→ PROBLEM SET:
1. In the article below on Bottlerocket 1.2, rewrite the paragraph beginning "The root partition is mounted in read-only mode" as a bulleted list that keeps its main facts.
2. Translate this sentence from the Bottlerocket 1.2 article below into Spanish: "Containers are created using the regular mechanisms of the Linux kernel - cgroups, namespaces and seccomp."
3. According to the Bottlerocket 1.2 article below, in what mode does the distribution use SELinux?

→ DOCUMENT EXTRACT:

=======

Release of Bottlerocket 1.2, a distribution based on isolated containers

The release of Bottlerocket 1.2.0 Linux distribution is available, developed with the participation of Amazon to efficiently and securely run isolated containers. The toolkit and control components of the distribution are written in Rust and distributed under the MIT and Apache 2.0 licenses. It supports running Bottlerocket on Amazon ECS, VMware, and AWS EKS Kubernetes clusters, as well as creating custom builds and editions that allow for different orchestration and runtime tools for containers.

The distribution provides an atomically and automatically updated indivisible system image that includes the Linux kernel and a minimal system environment that includes only the components needed to run containers. The environment includes the systemd system manager, the Glibc library, the Buildroot build tool, the GRUB bootloader, the wicked network configurator, the containerd isolated container runtime, the Kubernetes container orchestration platform, the aws-iam-authenticator, and the Amazon ECS agent.

The container orchestration tools come in a separate management container that is enabled by default and managed through the API and AWS SSM Agent. The base image lacks a command shell, an SSH server, and interpreted languages ​​(for example, no Python or Perl) - administrative and debugging tools are moved to a separate service container, which is disabled by default.

The key difference from similar distributions such as Fedora CoreOS, CentOS/Red Hat Atomic Host is the primary focus on providing maximum security in the context of strengthening system protection against possible threats, complicating the exploitation of vulnerabilities in OS components and increasing container isolation. Containers are created using the regular mechanisms of the Linux kernel - cgroups, namespaces and seccomp. For additional isolation, the distribution uses SELinux in "enforcing" mode.

The root partition is mounted in read-only mode, and the partition with /etc settings is mounted in tmpfs and restored to its original state after a restart. Direct modification of files in the /etc directory, such as /etc/resolv.conf and /etc/containerd/config.toml, is not supported - you must use the API or move the functionality into separate containers to permanently save settings. For cryptographic verification of the integrity of the root partition, the dm-verity module is used, and if an attempt to modify data at the block device level is detected, the system reboots.

=======

→ RECORD EXTRACTS:
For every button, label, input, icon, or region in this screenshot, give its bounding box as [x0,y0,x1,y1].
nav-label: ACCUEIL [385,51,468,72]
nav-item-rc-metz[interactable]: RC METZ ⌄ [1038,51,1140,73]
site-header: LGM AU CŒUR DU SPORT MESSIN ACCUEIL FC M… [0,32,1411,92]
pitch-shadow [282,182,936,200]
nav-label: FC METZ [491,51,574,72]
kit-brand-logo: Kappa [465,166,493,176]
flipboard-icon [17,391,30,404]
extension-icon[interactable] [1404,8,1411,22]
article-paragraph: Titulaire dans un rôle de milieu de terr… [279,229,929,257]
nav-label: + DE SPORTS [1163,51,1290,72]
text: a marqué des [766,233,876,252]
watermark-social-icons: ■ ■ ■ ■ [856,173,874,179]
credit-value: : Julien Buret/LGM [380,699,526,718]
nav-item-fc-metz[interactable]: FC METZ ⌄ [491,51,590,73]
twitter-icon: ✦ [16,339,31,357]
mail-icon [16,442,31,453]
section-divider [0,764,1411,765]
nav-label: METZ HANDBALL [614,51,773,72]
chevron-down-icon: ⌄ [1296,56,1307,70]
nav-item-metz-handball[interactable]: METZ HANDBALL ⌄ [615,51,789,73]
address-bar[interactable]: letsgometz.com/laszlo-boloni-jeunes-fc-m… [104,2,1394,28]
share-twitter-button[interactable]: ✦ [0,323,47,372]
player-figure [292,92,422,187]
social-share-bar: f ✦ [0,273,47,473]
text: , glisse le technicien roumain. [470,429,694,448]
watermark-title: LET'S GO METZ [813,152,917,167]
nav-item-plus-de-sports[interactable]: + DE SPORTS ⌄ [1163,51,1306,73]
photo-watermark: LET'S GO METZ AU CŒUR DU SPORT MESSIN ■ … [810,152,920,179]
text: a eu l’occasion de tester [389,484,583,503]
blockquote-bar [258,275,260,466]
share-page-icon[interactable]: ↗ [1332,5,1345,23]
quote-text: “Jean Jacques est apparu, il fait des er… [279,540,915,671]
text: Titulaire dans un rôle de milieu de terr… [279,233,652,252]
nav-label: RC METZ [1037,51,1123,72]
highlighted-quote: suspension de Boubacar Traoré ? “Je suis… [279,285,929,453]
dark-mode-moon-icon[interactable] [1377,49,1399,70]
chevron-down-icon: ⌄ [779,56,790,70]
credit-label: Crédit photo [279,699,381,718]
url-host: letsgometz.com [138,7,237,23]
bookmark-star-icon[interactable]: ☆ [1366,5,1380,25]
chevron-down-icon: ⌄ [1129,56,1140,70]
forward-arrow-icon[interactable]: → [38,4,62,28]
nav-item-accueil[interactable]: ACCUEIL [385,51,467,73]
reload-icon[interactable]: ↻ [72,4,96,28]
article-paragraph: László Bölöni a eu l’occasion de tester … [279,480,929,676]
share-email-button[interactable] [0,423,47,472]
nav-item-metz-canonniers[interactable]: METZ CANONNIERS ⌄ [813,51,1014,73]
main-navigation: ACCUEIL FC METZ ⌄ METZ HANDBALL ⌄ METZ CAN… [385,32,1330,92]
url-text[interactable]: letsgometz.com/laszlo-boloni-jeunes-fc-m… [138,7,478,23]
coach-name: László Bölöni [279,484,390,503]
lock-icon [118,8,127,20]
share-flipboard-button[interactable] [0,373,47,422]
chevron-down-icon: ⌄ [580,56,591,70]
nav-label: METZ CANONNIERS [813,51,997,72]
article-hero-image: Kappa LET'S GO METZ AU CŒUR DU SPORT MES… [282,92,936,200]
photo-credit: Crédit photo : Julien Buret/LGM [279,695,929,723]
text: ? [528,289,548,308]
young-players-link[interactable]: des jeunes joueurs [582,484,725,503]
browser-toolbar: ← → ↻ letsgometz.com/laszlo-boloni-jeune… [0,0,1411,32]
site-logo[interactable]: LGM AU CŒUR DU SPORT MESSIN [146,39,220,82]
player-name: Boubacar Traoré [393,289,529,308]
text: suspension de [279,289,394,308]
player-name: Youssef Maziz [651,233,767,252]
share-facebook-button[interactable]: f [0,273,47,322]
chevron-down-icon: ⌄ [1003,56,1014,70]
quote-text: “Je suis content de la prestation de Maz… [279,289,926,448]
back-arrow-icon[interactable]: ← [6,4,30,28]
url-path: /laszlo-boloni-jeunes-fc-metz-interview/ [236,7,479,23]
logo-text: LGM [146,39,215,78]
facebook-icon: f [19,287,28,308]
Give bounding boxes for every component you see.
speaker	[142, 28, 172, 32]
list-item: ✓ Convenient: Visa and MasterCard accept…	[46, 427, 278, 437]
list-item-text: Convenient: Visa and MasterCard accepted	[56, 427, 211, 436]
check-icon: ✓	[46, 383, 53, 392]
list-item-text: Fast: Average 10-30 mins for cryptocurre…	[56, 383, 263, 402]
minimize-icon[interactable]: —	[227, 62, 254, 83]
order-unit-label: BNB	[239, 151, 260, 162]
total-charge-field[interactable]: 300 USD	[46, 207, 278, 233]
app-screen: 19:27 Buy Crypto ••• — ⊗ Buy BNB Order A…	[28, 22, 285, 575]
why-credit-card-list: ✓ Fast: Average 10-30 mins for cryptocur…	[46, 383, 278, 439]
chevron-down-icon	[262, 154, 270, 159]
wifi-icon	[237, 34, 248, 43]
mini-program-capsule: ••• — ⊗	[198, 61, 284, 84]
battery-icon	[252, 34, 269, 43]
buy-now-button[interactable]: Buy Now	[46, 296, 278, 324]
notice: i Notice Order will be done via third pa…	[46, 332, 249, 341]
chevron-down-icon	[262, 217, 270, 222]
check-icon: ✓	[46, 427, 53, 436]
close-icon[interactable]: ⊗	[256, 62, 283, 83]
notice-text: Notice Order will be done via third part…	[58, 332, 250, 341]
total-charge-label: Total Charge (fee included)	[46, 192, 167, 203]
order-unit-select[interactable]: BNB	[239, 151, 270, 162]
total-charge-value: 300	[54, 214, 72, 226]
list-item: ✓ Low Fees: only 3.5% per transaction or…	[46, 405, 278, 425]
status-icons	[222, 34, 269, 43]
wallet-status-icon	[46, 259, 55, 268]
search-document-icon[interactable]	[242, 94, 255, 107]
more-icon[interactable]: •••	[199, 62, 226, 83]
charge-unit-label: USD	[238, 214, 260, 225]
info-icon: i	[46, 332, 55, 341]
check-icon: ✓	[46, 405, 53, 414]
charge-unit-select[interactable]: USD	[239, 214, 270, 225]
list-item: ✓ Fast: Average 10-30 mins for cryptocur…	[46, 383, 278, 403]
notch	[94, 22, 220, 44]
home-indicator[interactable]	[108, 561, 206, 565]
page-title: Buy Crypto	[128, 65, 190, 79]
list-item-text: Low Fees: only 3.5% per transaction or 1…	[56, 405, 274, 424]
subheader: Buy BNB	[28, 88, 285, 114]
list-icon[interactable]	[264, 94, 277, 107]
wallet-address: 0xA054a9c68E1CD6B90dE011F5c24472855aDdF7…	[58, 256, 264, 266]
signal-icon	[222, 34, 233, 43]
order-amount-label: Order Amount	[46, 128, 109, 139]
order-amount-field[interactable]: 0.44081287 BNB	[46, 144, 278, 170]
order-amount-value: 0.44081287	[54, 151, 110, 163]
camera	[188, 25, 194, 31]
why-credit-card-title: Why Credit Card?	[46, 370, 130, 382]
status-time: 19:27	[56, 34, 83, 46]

=======

→ ANSWERS TO THE TASKS:
1.
- The root partition is mounted read-only.
- The /etc settings partition is mounted in tmpfs and returns to its original state after a restart.
- Files in /etc, such as /etc/resolv.conf and /etc/containerd/config.toml, cannot be modified directly. Settings are saved permanently through the API or by moving the functionality into separate containers.
- The dm-verity module cryptographically verifies the integrity of the root partition.
- If an attempt to modify data at the block device level is detected, the system reboots.

2. Los contenedores se crean utilizando los mecanismos habituales del núcleo de Linux: cgroups, namespaces y seccomp.

3. The distribution uses SELinux in "enforcing" mode.